*Set task:* Retype each line exactly. Skip images.

*Input:*
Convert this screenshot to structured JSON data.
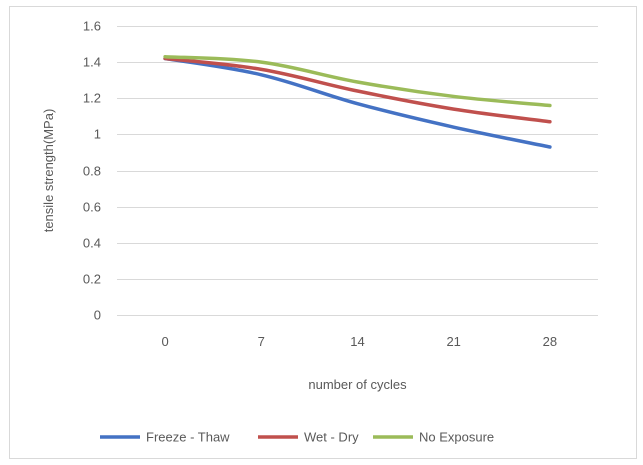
{
  "chart_data": {
    "type": "line",
    "categories": [
      "0",
      "7",
      "14",
      "21",
      "28"
    ],
    "series": [
      {
        "name": "Freeze - Thaw",
        "color": "#4472C4",
        "values": [
          1.42,
          1.33,
          1.17,
          1.04,
          0.93
        ]
      },
      {
        "name": "Wet - Dry",
        "color": "#C0504D",
        "values": [
          1.42,
          1.36,
          1.24,
          1.14,
          1.07
        ]
      },
      {
        "name": "No Exposure",
        "color": "#9BBB59",
        "values": [
          1.43,
          1.4,
          1.29,
          1.21,
          1.16
        ]
      }
    ],
    "xlabel": "number of cycles",
    "ylabel": "tensile strength(MPa)",
    "ylim": [
      0,
      1.6
    ],
    "yticks": [
      "0",
      "0.2",
      "0.4",
      "0.6",
      "0.8",
      "1",
      "1.2",
      "1.4",
      "1.6"
    ],
    "grid": true,
    "legend_position": "bottom"
  }
}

*Expected answer:*
Convert this screenshot to structured JSON data.
{
  "chart_data": {
    "type": "line",
    "categories": [
      "0",
      "7",
      "14",
      "21",
      "28"
    ],
    "series": [
      {
        "name": "Freeze - Thaw",
        "color": "#4472C4",
        "values": [
          1.42,
          1.33,
          1.17,
          1.04,
          0.93
        ]
      },
      {
        "name": "Wet - Dry",
        "color": "#C0504D",
        "values": [
          1.42,
          1.36,
          1.24,
          1.14,
          1.07
        ]
      },
      {
        "name": "No Exposure",
        "color": "#9BBB59",
        "values": [
          1.43,
          1.4,
          1.29,
          1.21,
          1.16
        ]
      }
    ],
    "xlabel": "number of cycles",
    "ylabel": "tensile strength(MPa)",
    "ylim": [
      0,
      1.6
    ],
    "yticks": [
      "0",
      "0.2",
      "0.4",
      "0.6",
      "0.8",
      "1",
      "1.2",
      "1.4",
      "1.6"
    ],
    "grid": true,
    "legend_position": "bottom"
  }
}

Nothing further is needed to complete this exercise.